--- begin Source data ---
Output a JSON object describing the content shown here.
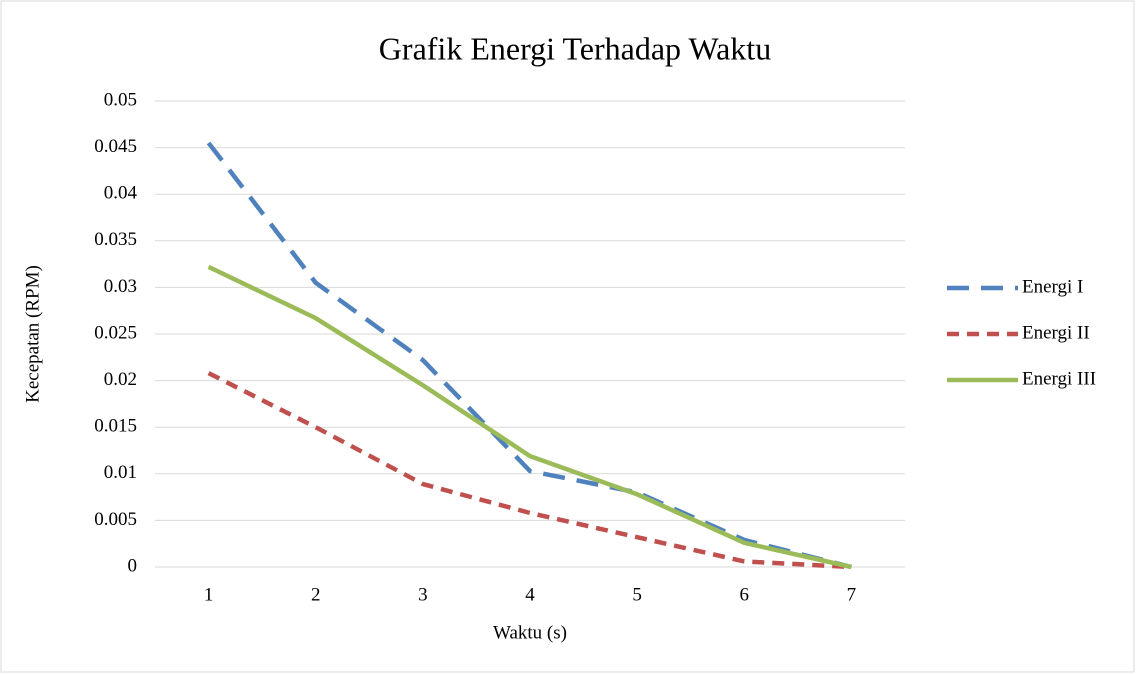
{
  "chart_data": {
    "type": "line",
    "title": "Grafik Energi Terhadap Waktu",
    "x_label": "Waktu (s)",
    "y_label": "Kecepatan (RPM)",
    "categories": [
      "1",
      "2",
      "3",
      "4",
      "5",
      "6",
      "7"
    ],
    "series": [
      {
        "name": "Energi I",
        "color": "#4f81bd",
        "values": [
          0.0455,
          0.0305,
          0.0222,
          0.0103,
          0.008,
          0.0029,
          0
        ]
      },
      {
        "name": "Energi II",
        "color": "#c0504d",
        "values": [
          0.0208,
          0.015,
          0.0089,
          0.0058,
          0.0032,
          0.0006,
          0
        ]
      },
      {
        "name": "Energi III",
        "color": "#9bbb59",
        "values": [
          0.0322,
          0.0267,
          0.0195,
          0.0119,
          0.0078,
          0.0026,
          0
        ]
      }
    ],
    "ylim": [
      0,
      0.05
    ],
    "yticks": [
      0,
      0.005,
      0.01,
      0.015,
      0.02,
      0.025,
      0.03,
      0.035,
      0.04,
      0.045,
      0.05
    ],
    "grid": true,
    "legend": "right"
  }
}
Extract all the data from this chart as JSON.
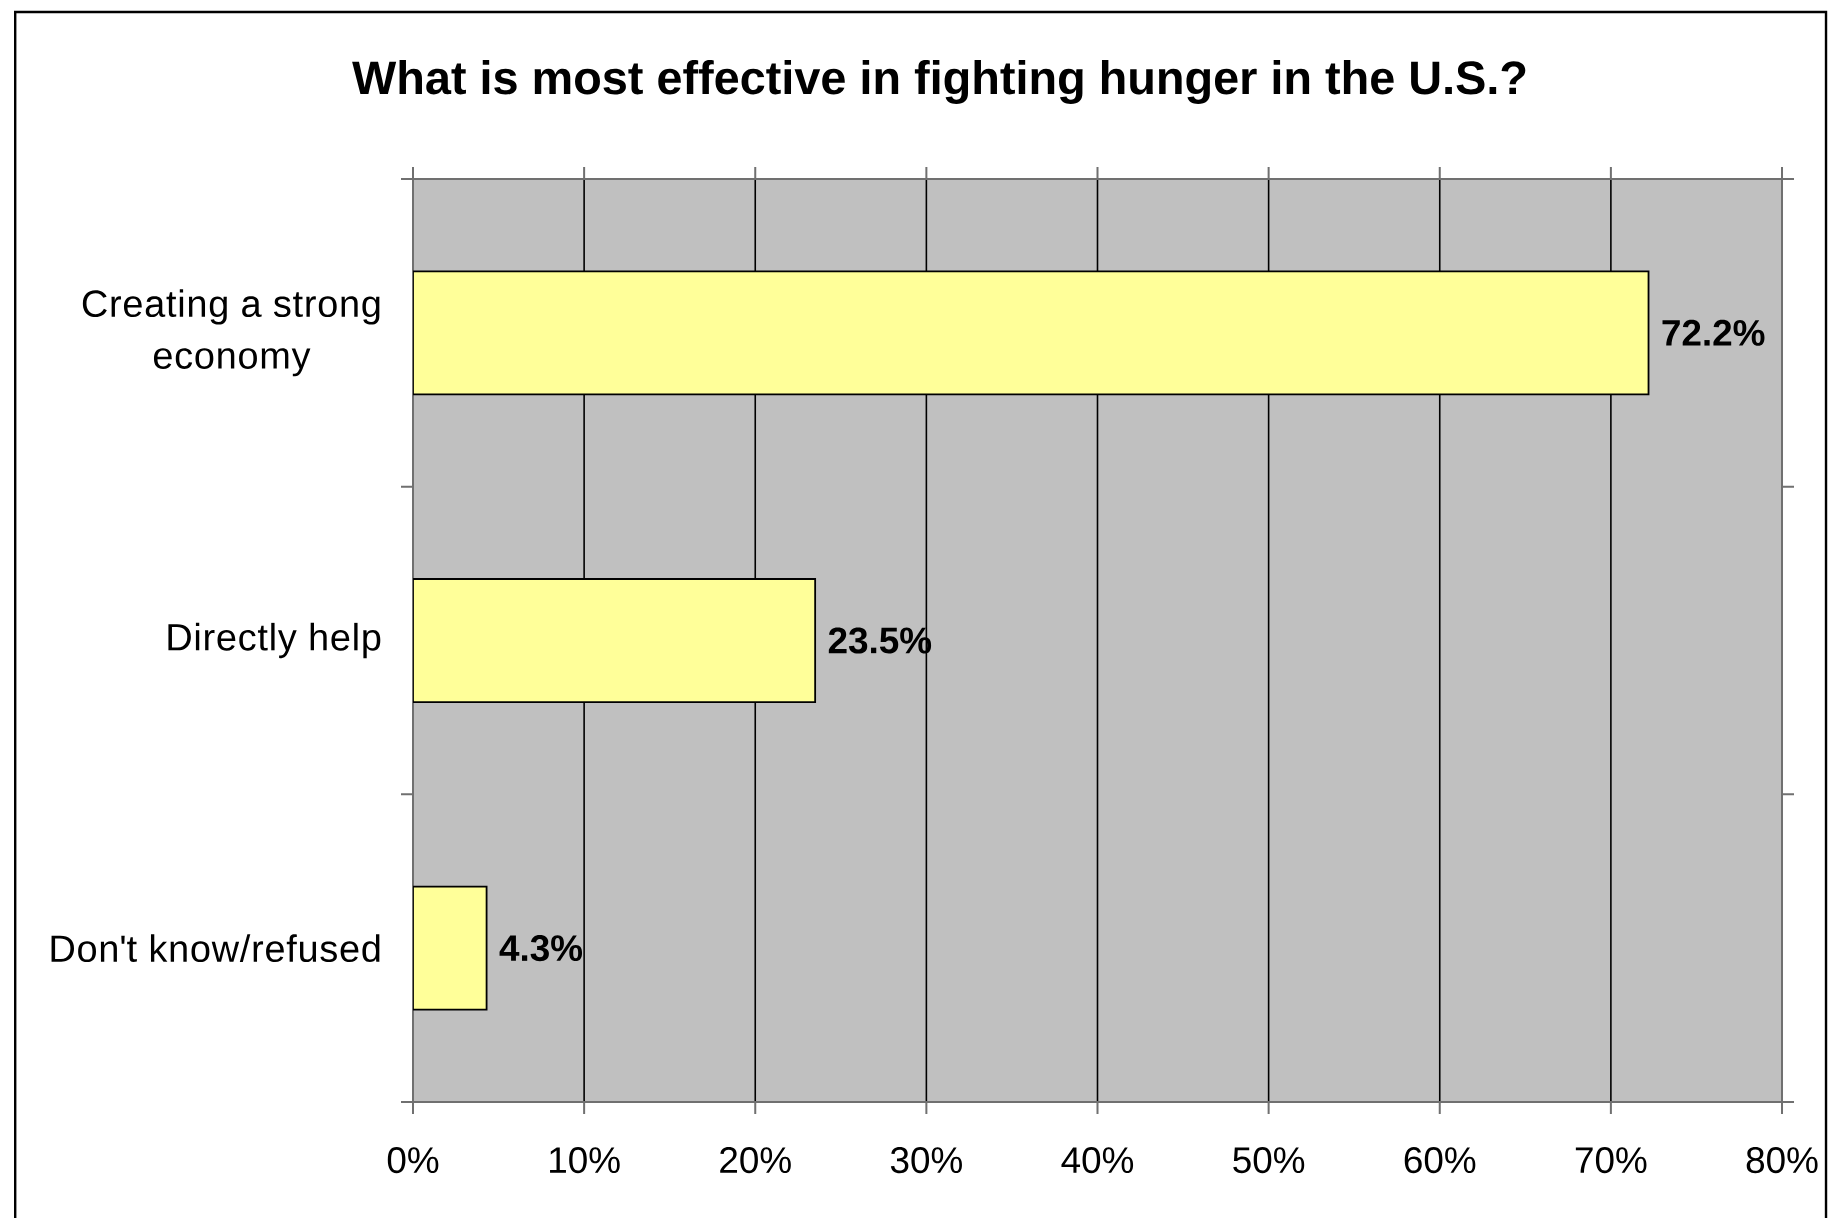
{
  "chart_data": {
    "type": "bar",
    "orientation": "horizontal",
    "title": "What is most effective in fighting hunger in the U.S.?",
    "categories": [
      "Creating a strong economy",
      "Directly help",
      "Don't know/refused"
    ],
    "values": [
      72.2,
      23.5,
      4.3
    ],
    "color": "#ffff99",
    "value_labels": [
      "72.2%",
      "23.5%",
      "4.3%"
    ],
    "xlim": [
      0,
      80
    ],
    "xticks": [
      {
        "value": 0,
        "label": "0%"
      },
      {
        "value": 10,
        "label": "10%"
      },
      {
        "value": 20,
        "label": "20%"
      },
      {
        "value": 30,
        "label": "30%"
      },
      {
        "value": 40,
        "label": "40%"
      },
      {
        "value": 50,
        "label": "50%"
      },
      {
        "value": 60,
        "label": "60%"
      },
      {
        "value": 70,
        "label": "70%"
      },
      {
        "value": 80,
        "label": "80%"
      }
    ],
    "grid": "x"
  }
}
--- end Source data ---
» **Given instruction**: Each line above that includes "color" should be shown.

» **Written solution**:
        "color": "#4f81bd",
        "color": "#c0504d",
        "color": "#9bbb59",
    "color": "#ffff99",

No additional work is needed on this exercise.